■ **THE PROBLEM**: Restate the whole listing exactly.

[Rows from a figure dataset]
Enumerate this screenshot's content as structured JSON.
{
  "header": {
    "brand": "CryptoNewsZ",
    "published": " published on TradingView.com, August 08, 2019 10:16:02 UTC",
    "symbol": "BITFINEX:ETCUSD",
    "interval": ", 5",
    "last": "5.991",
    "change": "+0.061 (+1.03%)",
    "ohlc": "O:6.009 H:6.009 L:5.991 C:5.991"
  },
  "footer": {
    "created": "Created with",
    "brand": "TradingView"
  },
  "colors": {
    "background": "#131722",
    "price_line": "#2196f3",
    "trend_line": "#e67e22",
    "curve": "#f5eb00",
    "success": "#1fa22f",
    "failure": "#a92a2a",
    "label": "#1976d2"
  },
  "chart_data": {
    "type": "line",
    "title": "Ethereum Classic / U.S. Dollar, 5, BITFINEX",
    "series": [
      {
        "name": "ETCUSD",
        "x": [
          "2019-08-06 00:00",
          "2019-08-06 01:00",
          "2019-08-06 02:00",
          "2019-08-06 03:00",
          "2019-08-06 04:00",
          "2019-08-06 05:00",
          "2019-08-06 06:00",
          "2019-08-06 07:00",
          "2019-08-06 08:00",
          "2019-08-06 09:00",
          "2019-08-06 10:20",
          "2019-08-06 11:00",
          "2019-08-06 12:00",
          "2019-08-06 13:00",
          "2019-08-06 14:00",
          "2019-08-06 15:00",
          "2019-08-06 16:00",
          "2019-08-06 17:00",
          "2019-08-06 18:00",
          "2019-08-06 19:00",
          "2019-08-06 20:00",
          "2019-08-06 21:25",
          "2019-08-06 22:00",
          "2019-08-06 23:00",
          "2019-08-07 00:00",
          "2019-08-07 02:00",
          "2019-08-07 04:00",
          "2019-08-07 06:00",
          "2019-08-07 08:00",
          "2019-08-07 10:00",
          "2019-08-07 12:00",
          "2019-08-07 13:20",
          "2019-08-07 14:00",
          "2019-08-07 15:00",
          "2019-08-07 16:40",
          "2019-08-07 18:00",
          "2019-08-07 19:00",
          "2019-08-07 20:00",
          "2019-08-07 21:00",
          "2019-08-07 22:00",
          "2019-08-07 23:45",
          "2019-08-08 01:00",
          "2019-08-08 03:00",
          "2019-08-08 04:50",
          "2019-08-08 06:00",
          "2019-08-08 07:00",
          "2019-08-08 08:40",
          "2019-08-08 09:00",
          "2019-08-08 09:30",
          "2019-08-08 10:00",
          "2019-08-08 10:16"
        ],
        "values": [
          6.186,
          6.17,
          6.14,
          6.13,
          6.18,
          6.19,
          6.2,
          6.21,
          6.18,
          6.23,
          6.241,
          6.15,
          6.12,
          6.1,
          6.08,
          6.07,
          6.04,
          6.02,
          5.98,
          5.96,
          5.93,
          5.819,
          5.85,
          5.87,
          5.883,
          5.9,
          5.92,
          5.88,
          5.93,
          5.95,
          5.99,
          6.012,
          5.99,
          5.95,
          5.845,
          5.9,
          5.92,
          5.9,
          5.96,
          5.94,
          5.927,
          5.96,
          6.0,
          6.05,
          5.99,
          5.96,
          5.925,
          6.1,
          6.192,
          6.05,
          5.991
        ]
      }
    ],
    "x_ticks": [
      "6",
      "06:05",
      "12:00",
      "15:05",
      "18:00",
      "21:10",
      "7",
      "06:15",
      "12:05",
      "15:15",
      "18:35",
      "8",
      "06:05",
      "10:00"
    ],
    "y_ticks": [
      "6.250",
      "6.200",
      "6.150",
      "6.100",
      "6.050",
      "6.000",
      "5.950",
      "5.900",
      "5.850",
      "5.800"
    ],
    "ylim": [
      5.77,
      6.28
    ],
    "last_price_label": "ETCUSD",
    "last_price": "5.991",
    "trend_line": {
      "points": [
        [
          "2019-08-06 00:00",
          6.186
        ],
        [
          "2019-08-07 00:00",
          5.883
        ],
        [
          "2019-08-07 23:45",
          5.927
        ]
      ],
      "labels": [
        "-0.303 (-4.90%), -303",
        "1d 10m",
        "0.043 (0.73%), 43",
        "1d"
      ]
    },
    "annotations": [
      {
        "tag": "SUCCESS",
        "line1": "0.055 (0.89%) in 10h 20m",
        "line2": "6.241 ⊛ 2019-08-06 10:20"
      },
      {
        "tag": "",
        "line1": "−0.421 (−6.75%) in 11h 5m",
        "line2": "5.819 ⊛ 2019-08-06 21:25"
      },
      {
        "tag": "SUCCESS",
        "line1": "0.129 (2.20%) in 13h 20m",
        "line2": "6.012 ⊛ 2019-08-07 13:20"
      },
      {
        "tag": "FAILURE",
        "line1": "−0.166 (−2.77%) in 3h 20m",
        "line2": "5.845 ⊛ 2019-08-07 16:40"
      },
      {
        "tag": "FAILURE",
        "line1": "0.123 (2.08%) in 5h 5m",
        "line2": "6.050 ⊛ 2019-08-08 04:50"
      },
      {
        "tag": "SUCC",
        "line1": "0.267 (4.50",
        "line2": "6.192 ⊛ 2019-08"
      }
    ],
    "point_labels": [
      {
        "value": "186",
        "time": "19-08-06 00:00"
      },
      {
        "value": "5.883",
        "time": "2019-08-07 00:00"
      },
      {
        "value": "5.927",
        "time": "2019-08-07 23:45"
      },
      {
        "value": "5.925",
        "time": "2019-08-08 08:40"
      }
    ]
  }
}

■ **FULL SOLUTION**:
Enumerate this screenshot's content as structured JSON.
{
  "header": {
    "brand": "CryptoNewsZ",
    "published": " published on TradingView.com, August 08, 2019 10:16:02 UTC",
    "symbol": "BITFINEX:ETCUSD",
    "interval": ", 5",
    "last": "5.991",
    "change": "+0.061 (+1.03%)",
    "ohlc": "O:6.009 H:6.009 L:5.991 C:5.991"
  },
  "footer": {
    "created": "Created with",
    "brand": "TradingView"
  },
  "colors": {
    "background": "#131722",
    "price_line": "#2196f3",
    "trend_line": "#e67e22",
    "curve": "#f5eb00",
    "success": "#1fa22f",
    "failure": "#a92a2a",
    "label": "#1976d2"
  },
  "chart_data": {
    "type": "line",
    "title": "Ethereum Classic / U.S. Dollar, 5, BITFINEX",
    "series": [
      {
        "name": "ETCUSD",
        "x": [
          "2019-08-06 00:00",
          "2019-08-06 01:00",
          "2019-08-06 02:00",
          "2019-08-06 03:00",
          "2019-08-06 04:00",
          "2019-08-06 05:00",
          "2019-08-06 06:00",
          "2019-08-06 07:00",
          "2019-08-06 08:00",
          "2019-08-06 09:00",
          "2019-08-06 10:20",
          "2019-08-06 11:00",
          "2019-08-06 12:00",
          "2019-08-06 13:00",
          "2019-08-06 14:00",
          "2019-08-06 15:00",
          "2019-08-06 16:00",
          "2019-08-06 17:00",
          "2019-08-06 18:00",
          "2019-08-06 19:00",
          "2019-08-06 20:00",
          "2019-08-06 21:25",
          "2019-08-06 22:00",
          "2019-08-06 23:00",
          "2019-08-07 00:00",
          "2019-08-07 02:00",
          "2019-08-07 04:00",
          "2019-08-07 06:00",
          "2019-08-07 08:00",
          "2019-08-07 10:00",
          "2019-08-07 12:00",
          "2019-08-07 13:20",
          "2019-08-07 14:00",
          "2019-08-07 15:00",
          "2019-08-07 16:40",
          "2019-08-07 18:00",
          "2019-08-07 19:00",
          "2019-08-07 20:00",
          "2019-08-07 21:00",
          "2019-08-07 22:00",
          "2019-08-07 23:45",
          "2019-08-08 01:00",
          "2019-08-08 03:00",
          "2019-08-08 04:50",
          "2019-08-08 06:00",
          "2019-08-08 07:00",
          "2019-08-08 08:40",
          "2019-08-08 09:00",
          "2019-08-08 09:30",
          "2019-08-08 10:00",
          "2019-08-08 10:16"
        ],
        "values": [
          6.186,
          6.17,
          6.14,
          6.13,
          6.18,
          6.19,
          6.2,
          6.21,
          6.18,
          6.23,
          6.241,
          6.15,
          6.12,
          6.1,
          6.08,
          6.07,
          6.04,
          6.02,
          5.98,
          5.96,
          5.93,
          5.819,
          5.85,
          5.87,
          5.883,
          5.9,
          5.92,
          5.88,
          5.93,
          5.95,
          5.99,
          6.012,
          5.99,
          5.95,
          5.845,
          5.9,
          5.92,
          5.9,
          5.96,
          5.94,
          5.927,
          5.96,
          6.0,
          6.05,
          5.99,
          5.96,
          5.925,
          6.1,
          6.192,
          6.05,
          5.991
        ]
      }
    ],
    "x_ticks": [
      "6",
      "06:05",
      "12:00",
      "15:05",
      "18:00",
      "21:10",
      "7",
      "06:15",
      "12:05",
      "15:15",
      "18:35",
      "8",
      "06:05",
      "10:00"
    ],
    "y_ticks": [
      "6.250",
      "6.200",
      "6.150",
      "6.100",
      "6.050",
      "6.000",
      "5.950",
      "5.900",
      "5.850",
      "5.800"
    ],
    "ylim": [
      5.77,
      6.28
    ],
    "last_price_label": "ETCUSD",
    "last_price": "5.991",
    "trend_line": {
      "points": [
        [
          "2019-08-06 00:00",
          6.186
        ],
        [
          "2019-08-07 00:00",
          5.883
        ],
        [
          "2019-08-07 23:45",
          5.927
        ]
      ],
      "labels": [
        "-0.303 (-4.90%), -303",
        "1d 10m",
        "0.043 (0.73%), 43",
        "1d"
      ]
    },
    "annotations": [
      {
        "tag": "SUCCESS",
        "line1": "0.055 (0.89%) in 10h 20m",
        "line2": "6.241 ⊛ 2019-08-06 10:20"
      },
      {
        "tag": "",
        "line1": "−0.421 (−6.75%) in 11h 5m",
        "line2": "5.819 ⊛ 2019-08-06 21:25"
      },
      {
        "tag": "SUCCESS",
        "line1": "0.129 (2.20%) in 13h 20m",
        "line2": "6.012 ⊛ 2019-08-07 13:20"
      },
      {
        "tag": "FAILURE",
        "line1": "−0.166 (−2.77%) in 3h 20m",
        "line2": "5.845 ⊛ 2019-08-07 16:40"
      },
      {
        "tag": "FAILURE",
        "line1": "0.123 (2.08%) in 5h 5m",
        "line2": "6.050 ⊛ 2019-08-08 04:50"
      },
      {
        "tag": "SUCC",
        "line1": "0.267 (4.50",
        "line2": "6.192 ⊛ 2019-08"
      }
    ],
    "point_labels": [
      {
        "value": "186",
        "time": "19-08-06 00:00"
      },
      {
        "value": "5.883",
        "time": "2019-08-07 00:00"
      },
      {
        "value": "5.927",
        "time": "2019-08-07 23:45"
      },
      {
        "value": "5.925",
        "time": "2019-08-08 08:40"
      }
    ]
  }
}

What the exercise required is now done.